• **Stated task**
Wherever the string "HAMBURGER" appears in a line, extract that line.

**** Material for the task ****

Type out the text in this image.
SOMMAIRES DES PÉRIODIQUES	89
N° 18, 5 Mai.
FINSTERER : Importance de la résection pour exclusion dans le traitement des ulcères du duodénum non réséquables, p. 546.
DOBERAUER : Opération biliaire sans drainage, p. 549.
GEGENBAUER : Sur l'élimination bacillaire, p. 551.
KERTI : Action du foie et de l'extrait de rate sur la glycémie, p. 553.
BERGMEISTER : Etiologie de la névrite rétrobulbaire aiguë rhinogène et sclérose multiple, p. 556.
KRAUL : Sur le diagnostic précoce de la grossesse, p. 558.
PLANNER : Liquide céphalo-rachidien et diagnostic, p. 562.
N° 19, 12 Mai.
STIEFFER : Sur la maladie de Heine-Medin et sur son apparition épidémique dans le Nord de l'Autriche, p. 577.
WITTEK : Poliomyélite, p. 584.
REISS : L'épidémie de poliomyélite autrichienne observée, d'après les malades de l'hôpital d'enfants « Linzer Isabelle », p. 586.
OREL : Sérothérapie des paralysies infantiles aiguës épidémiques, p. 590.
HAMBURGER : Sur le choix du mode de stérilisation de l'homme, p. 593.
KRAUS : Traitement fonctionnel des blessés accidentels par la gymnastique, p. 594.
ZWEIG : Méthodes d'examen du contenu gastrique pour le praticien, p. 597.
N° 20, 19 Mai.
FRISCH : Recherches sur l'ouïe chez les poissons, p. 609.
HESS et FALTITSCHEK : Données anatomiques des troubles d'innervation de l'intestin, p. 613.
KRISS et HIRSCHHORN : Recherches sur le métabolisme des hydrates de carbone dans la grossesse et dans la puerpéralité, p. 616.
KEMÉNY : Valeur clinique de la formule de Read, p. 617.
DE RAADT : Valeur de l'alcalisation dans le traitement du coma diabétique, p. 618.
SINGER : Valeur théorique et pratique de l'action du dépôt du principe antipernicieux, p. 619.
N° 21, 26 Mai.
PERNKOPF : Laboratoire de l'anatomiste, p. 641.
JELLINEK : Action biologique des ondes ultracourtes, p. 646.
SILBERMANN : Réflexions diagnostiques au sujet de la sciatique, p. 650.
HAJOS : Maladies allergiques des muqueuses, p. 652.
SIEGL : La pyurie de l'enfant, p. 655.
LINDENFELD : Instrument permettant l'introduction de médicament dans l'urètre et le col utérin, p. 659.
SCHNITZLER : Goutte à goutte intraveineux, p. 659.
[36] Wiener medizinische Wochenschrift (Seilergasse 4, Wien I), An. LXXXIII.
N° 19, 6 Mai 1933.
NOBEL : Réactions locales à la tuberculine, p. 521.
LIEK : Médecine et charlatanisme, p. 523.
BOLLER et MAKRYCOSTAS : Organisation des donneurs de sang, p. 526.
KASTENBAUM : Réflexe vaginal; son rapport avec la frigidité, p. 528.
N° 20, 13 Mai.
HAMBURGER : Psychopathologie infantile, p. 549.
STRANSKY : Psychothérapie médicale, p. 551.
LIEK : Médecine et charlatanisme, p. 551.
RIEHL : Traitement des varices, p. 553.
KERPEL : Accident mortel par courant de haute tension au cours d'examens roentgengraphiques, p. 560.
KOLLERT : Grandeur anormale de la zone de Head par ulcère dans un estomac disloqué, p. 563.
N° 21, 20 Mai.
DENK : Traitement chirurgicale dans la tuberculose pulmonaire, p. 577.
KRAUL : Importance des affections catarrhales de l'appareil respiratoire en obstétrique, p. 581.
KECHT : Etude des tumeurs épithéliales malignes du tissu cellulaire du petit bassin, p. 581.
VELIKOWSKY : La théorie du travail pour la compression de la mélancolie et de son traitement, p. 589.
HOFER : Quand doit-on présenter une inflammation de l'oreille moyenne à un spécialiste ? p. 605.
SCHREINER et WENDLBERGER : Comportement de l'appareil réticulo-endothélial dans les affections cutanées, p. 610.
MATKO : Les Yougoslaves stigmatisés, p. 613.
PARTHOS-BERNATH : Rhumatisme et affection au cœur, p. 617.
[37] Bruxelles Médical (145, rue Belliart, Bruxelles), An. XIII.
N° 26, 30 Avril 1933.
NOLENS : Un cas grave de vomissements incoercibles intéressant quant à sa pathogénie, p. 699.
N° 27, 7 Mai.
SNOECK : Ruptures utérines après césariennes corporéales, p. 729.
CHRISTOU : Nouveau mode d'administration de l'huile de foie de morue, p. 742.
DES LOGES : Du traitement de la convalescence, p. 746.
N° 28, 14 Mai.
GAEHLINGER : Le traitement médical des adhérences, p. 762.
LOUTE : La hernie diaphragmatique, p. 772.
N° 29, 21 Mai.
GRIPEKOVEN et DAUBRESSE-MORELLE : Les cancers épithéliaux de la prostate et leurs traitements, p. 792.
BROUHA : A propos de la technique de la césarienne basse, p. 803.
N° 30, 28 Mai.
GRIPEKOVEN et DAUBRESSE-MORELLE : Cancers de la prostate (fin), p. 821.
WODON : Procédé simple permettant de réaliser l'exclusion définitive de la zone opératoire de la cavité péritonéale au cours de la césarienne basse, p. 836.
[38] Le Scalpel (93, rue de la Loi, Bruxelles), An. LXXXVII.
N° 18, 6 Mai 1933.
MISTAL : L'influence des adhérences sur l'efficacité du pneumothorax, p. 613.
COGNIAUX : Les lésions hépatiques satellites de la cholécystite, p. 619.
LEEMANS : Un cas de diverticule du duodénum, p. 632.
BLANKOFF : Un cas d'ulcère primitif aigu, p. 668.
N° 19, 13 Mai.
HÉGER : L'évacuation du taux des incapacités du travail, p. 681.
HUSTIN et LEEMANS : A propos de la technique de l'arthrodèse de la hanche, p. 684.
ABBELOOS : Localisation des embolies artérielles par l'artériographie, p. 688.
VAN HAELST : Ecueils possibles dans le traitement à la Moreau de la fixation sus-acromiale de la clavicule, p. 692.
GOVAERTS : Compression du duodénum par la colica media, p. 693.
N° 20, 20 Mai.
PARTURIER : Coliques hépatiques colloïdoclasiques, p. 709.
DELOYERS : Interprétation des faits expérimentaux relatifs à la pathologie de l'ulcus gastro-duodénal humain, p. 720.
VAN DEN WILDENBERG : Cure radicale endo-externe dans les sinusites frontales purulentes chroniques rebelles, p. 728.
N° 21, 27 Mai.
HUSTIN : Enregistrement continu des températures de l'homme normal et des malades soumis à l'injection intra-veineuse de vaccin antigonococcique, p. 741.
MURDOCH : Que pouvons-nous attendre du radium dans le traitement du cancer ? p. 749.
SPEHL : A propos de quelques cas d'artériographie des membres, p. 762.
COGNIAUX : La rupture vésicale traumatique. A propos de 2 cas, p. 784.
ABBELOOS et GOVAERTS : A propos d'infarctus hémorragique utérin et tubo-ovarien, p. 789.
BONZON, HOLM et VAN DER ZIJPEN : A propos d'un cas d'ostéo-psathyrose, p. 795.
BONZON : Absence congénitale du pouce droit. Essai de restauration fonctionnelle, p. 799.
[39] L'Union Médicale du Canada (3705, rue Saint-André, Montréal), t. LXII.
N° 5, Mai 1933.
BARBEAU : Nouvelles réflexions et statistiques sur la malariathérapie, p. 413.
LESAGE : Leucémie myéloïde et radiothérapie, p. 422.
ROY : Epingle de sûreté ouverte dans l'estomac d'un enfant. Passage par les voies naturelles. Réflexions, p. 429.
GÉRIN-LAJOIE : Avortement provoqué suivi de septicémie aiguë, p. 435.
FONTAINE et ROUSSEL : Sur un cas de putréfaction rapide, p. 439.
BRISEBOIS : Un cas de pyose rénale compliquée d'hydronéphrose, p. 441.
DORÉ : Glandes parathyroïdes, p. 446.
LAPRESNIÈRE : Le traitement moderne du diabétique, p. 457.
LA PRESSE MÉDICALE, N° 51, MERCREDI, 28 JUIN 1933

****

• **Result of this task**
HAMBURGER : Sur le choix du mode de stérilisation de l'homme, p. 593.
HAMBURGER : Psychopathologie infantile, p. 549.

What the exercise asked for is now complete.